** Start **
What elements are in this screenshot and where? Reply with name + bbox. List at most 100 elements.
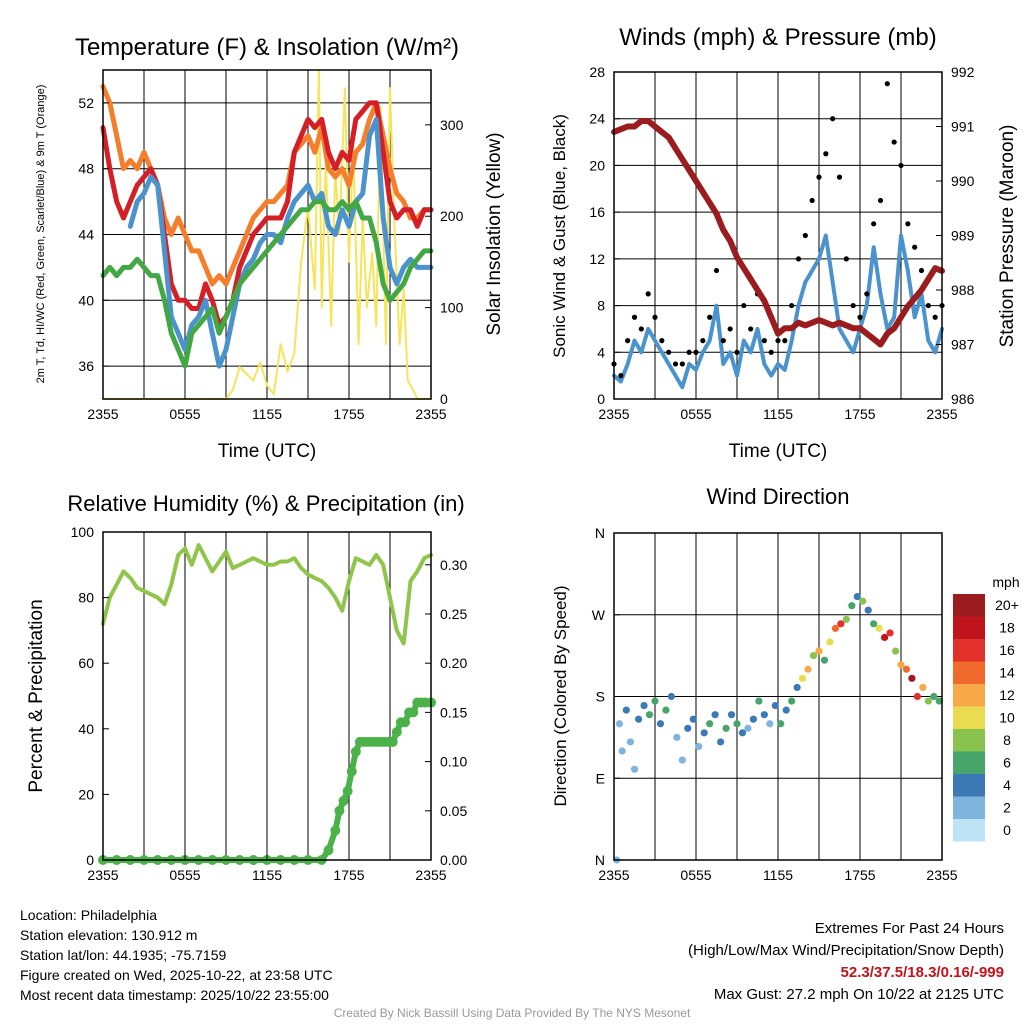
speed-legend-label: 4 — [1003, 777, 1011, 793]
wind-ytick-label: 20 — [589, 157, 605, 173]
speed-legend-label: 12 — [999, 687, 1015, 703]
rh-point — [387, 736, 398, 747]
wind-ytick-label: 0 — [597, 391, 605, 407]
rh-xtick-label: 1755 — [333, 867, 364, 883]
direction-point — [831, 624, 840, 632]
wind-point — [686, 349, 692, 355]
speed-legend-swatch — [953, 796, 985, 819]
speed-legend-label: 8 — [1003, 732, 1011, 748]
direction-point — [760, 711, 768, 719]
wind-ytick-label: 24 — [589, 111, 605, 127]
direction-point — [897, 661, 905, 669]
direction-point — [727, 711, 736, 719]
direction-point — [615, 720, 624, 728]
direction-point — [678, 756, 686, 764]
wind-point — [659, 338, 665, 344]
wind-point — [918, 267, 925, 274]
wind-point — [679, 361, 685, 367]
temp-xtick-label: 2355 — [415, 406, 446, 422]
direction-point — [913, 692, 922, 701]
direction-point — [891, 647, 900, 655]
wind-point — [652, 314, 658, 320]
wind-direction-ylabel-left: Direction (Colored By Speed) — [551, 585, 570, 806]
wind-point — [850, 302, 856, 309]
direction-point — [749, 715, 758, 723]
wind-y2tick-label: 991 — [951, 119, 975, 135]
temp-ytick-label: 40 — [78, 292, 94, 308]
wind-direction-title: Wind Direction — [706, 484, 849, 509]
direction-point — [930, 692, 938, 701]
direction-point — [640, 701, 648, 710]
wind-direction-panel: Wind Direction 2355 0555 1155 1755 2355NESWN… — [551, 484, 1020, 883]
wind-point — [631, 314, 638, 320]
wind-xtick-label: 1755 — [844, 406, 875, 422]
wind-point — [720, 338, 726, 344]
wind-ytick-label: 12 — [589, 251, 605, 267]
temp-xtick-label: 2355 — [87, 406, 118, 422]
wind-ytick-label: 4 — [597, 344, 605, 360]
wind-point — [775, 338, 781, 344]
wind-y2tick-label: 989 — [951, 228, 975, 244]
direction-point — [881, 633, 889, 642]
wind-point — [761, 338, 767, 344]
direction-point — [755, 697, 763, 705]
rh-y2tick-label: 0.05 — [440, 803, 467, 819]
rh-ytick-label: 60 — [78, 655, 94, 671]
rh-point — [334, 805, 345, 816]
speed-legend-swatch — [953, 661, 985, 684]
direction-point — [864, 606, 872, 614]
wind-point — [748, 326, 754, 332]
speed-legend-label: 20+ — [995, 597, 1019, 613]
wind-point — [891, 139, 897, 145]
wind-point — [823, 151, 829, 157]
wind-point — [707, 314, 713, 320]
wind-y2tick-label: 988 — [951, 282, 975, 298]
direction-point — [935, 697, 943, 705]
rh-y2tick-label: 0.15 — [440, 704, 467, 720]
wind-ytick-label: 28 — [589, 64, 605, 80]
direction-point — [673, 733, 681, 741]
wind-point — [795, 256, 802, 262]
wind-point — [700, 338, 706, 344]
wind-point — [864, 291, 870, 297]
wind-point — [843, 256, 849, 262]
rh-point — [400, 717, 411, 728]
speed-legend-swatch — [953, 684, 985, 707]
rh-ytick-label: 20 — [78, 786, 94, 802]
direction-point — [826, 638, 834, 646]
wind-series-station-pressure — [611, 118, 945, 348]
direction-point — [793, 683, 801, 692]
rh-xtick-label: 2355 — [415, 867, 446, 883]
rh-xtick-label: 2355 — [87, 867, 118, 883]
wind-point — [645, 291, 651, 297]
wind-point — [618, 373, 624, 379]
wind-point — [816, 174, 822, 180]
rh-y2tick-label: 0.25 — [440, 606, 467, 622]
direction-point — [837, 620, 845, 628]
direction-point — [684, 724, 692, 732]
temp-xtick-label: 1155 — [252, 406, 282, 422]
direction-point — [771, 701, 779, 710]
direction-point — [908, 674, 916, 682]
direction-point — [848, 602, 856, 610]
speed-legend-label: 6 — [1003, 755, 1011, 771]
direction-point — [875, 624, 883, 632]
direction-point — [700, 729, 708, 737]
temp-series-dew-point — [100, 199, 434, 369]
direction-point — [656, 720, 665, 728]
direction-point — [782, 706, 790, 714]
station-location: Location: Philadelphia — [20, 907, 157, 923]
direction-point — [777, 720, 785, 728]
direction-point — [645, 711, 654, 719]
humidity-title: Relative Humidity (%) & Precipitation (i… — [67, 491, 464, 516]
dir-ytick-label: E — [596, 770, 605, 786]
wind-point — [802, 232, 808, 239]
speed-legend-swatch — [953, 819, 985, 842]
wind-point — [768, 349, 774, 355]
temp-y2tick-label: 100 — [440, 300, 464, 316]
direction-point — [667, 692, 676, 701]
direction-point — [859, 597, 867, 605]
dir-ytick-label: S — [596, 689, 605, 705]
rh-point — [350, 746, 361, 757]
direction-point — [924, 697, 932, 705]
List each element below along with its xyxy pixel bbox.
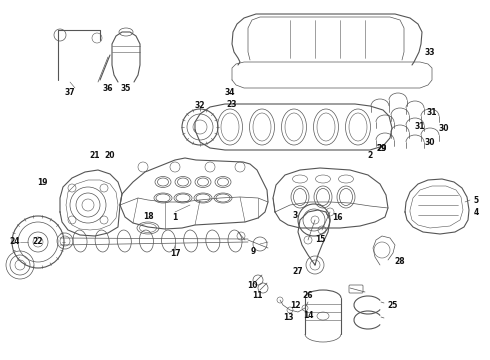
Text: 29: 29 xyxy=(377,144,387,153)
Text: 32: 32 xyxy=(195,100,205,109)
Text: 36: 36 xyxy=(103,84,113,93)
Text: 37: 37 xyxy=(65,87,75,96)
Text: 25: 25 xyxy=(388,301,398,310)
Text: 4: 4 xyxy=(473,207,479,216)
Text: 21: 21 xyxy=(90,150,100,159)
Text: 1: 1 xyxy=(172,212,177,221)
Text: 9: 9 xyxy=(250,248,256,256)
Text: 13: 13 xyxy=(283,314,293,323)
Text: 24: 24 xyxy=(10,238,20,247)
Text: 31: 31 xyxy=(427,108,437,117)
Text: 30: 30 xyxy=(425,138,435,147)
Text: 5: 5 xyxy=(473,195,479,204)
Text: 29: 29 xyxy=(377,144,387,153)
Text: 28: 28 xyxy=(394,257,405,266)
Text: 12: 12 xyxy=(290,301,300,310)
Text: 10: 10 xyxy=(247,280,257,289)
Text: 15: 15 xyxy=(315,235,325,244)
Text: 23: 23 xyxy=(227,99,237,108)
Text: 35: 35 xyxy=(121,84,131,93)
Text: 22: 22 xyxy=(33,238,43,247)
Text: 17: 17 xyxy=(170,248,180,257)
Text: 33: 33 xyxy=(425,48,435,57)
Text: 26: 26 xyxy=(303,291,313,300)
Text: 2: 2 xyxy=(368,150,372,159)
Text: 30: 30 xyxy=(439,123,449,132)
Text: 31: 31 xyxy=(415,122,425,131)
Text: 18: 18 xyxy=(143,212,153,220)
Text: 19: 19 xyxy=(37,177,47,186)
Text: 11: 11 xyxy=(252,291,262,300)
Text: 20: 20 xyxy=(105,150,115,159)
Text: 16: 16 xyxy=(332,212,342,221)
Text: 3: 3 xyxy=(293,211,297,220)
Text: 14: 14 xyxy=(303,310,313,320)
Text: 27: 27 xyxy=(293,267,303,276)
Text: 34: 34 xyxy=(225,87,235,96)
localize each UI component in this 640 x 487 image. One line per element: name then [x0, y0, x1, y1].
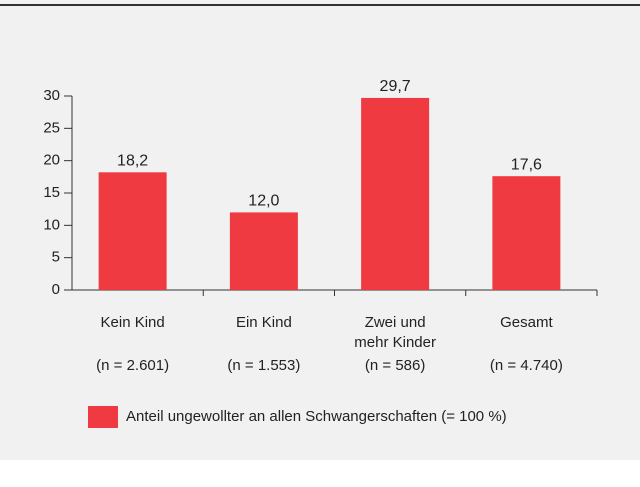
x-tick-label: Ein Kind	[236, 314, 292, 331]
x-tick-label: Zwei und	[365, 314, 426, 331]
data-label: 17,6	[511, 156, 542, 173]
data-label: 18,2	[117, 153, 148, 170]
bar	[361, 97, 430, 290]
y-tick-label: 20	[43, 152, 60, 169]
legend-swatch	[88, 406, 118, 428]
y-tick-label: 15	[43, 184, 60, 201]
y-tick-label: 25	[43, 119, 60, 136]
sample-size: (n = 1.553)	[227, 357, 300, 374]
y-tick-label: 10	[43, 216, 60, 233]
x-tick-label: Gesamt	[500, 314, 553, 331]
x-tick-label: Kein Kind	[101, 314, 165, 331]
y-tick-label: 5	[52, 249, 60, 266]
data-label: 29,7	[380, 78, 411, 95]
legend-label: Anteil ungewollter an allen Schwangersch…	[126, 408, 507, 425]
sample-size: (n = 4.740)	[490, 357, 563, 374]
bar	[492, 176, 561, 290]
bottom-margin	[0, 460, 640, 487]
sample-size: (n = 586)	[365, 357, 425, 374]
y-tick-label: 0	[52, 281, 60, 298]
data-label: 12,0	[248, 193, 279, 210]
x-tick-label: mehr Kinder	[354, 334, 436, 351]
top-rule	[0, 4, 640, 6]
bar	[229, 212, 298, 290]
sample-size: (n = 2.601)	[96, 357, 169, 374]
y-tick-label: 30	[43, 87, 60, 104]
bar	[98, 172, 167, 290]
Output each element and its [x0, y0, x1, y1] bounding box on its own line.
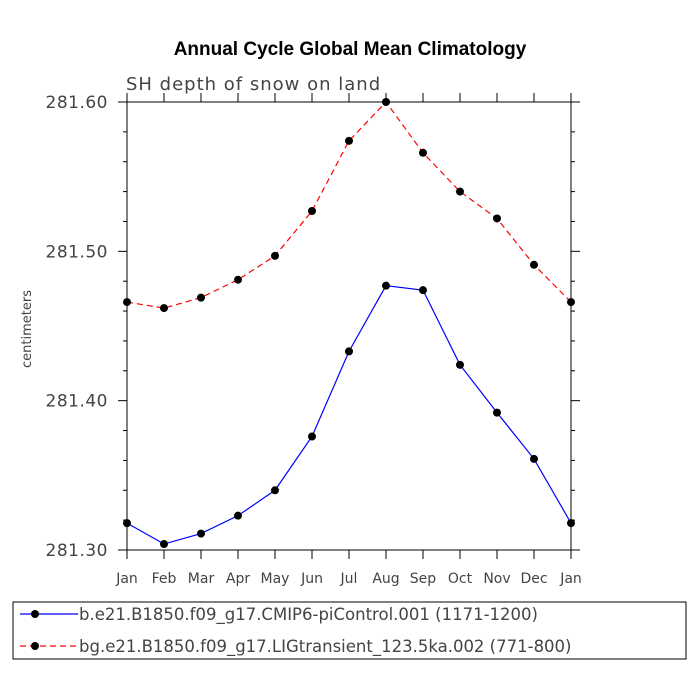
x-tick-label: Feb [152, 571, 177, 587]
chart-title: Annual Cycle Global Mean Climatology [174, 39, 527, 60]
series-2-point [197, 293, 205, 302]
legend-box [12, 601, 687, 660]
series-line-2 [126, 101, 572, 309]
series-1-point [271, 486, 279, 495]
series-1-point [382, 281, 390, 290]
series-2-point [567, 298, 575, 307]
x-tick-label: Dec [520, 571, 547, 587]
x-tick-label: Mar [188, 571, 215, 587]
x-tick-label: Jan [559, 571, 582, 587]
axis-ticks [118, 93, 580, 559]
series-2-point [160, 304, 168, 313]
x-tick-label: Aug [372, 571, 399, 587]
y-tick-labels: 281.30 281.40 281.50 281.60 [46, 93, 108, 561]
series-2-point [419, 148, 427, 157]
y-tick-label: 281.30 [46, 541, 108, 561]
x-tick-label: Oct [448, 571, 473, 587]
series-2-point [271, 251, 279, 260]
series-2-point [308, 207, 316, 216]
legend-label-2: bg.e21.B1850.f09_g17.LIGtransient_123.5k… [79, 637, 572, 657]
legend: b.e21.B1850.f09_g17.CMIP6-piControl.001 … [20, 605, 572, 657]
series-2-point [234, 275, 242, 284]
y-axis-label: centimeters [20, 290, 35, 368]
series-2-point [345, 136, 353, 145]
series-2-point [382, 98, 390, 106]
series-1-point [530, 454, 538, 463]
series-layer [123, 98, 575, 549]
series-1-point [123, 519, 131, 528]
series-1-point [345, 347, 353, 356]
series-2-point [530, 260, 538, 269]
legend-marker-2 [31, 642, 39, 650]
x-tick-label: Jul [340, 571, 358, 587]
series-1-point [308, 432, 316, 441]
series-1-point [456, 360, 464, 369]
series-line-1 [126, 285, 572, 545]
series-1-point [234, 511, 242, 520]
chart-subtitle: SH depth of snow on land [126, 74, 381, 95]
y-tick-label: 281.60 [46, 93, 108, 113]
series-1-point [197, 529, 205, 538]
series-2-point [456, 187, 464, 196]
y-tick-label: 281.50 [46, 242, 108, 262]
x-tick-label: Sep [410, 571, 437, 587]
legend-label-1: b.e21.B1850.f09_g17.CMIP6-piControl.001 … [79, 605, 538, 625]
plot-frame [126, 101, 572, 551]
x-tick-label: Jan [115, 571, 138, 587]
series-2-point [493, 214, 501, 223]
series-2-point [123, 298, 131, 307]
x-tick-labels: Jan Feb Mar Apr May Jun Jul Aug Sep Oct Nov Dec Jan [115, 571, 582, 587]
x-tick-label: May [261, 571, 290, 587]
x-tick-label: Nov [483, 571, 510, 587]
series-1-point [160, 540, 168, 549]
series-1-point [419, 286, 427, 295]
legend-marker-1 [31, 610, 39, 618]
series-1-point [493, 408, 501, 417]
series-1-point [567, 519, 575, 528]
y-tick-label: 281.40 [46, 392, 108, 412]
x-tick-label: Jun [300, 571, 323, 587]
x-tick-label: Apr [226, 571, 250, 587]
** End **
YOUR OBJECTIVE: Count the lines in the listing above that contain the word "each", treating uppercase and lowercase as different. Give only the number.

TASK OUTPUT: 3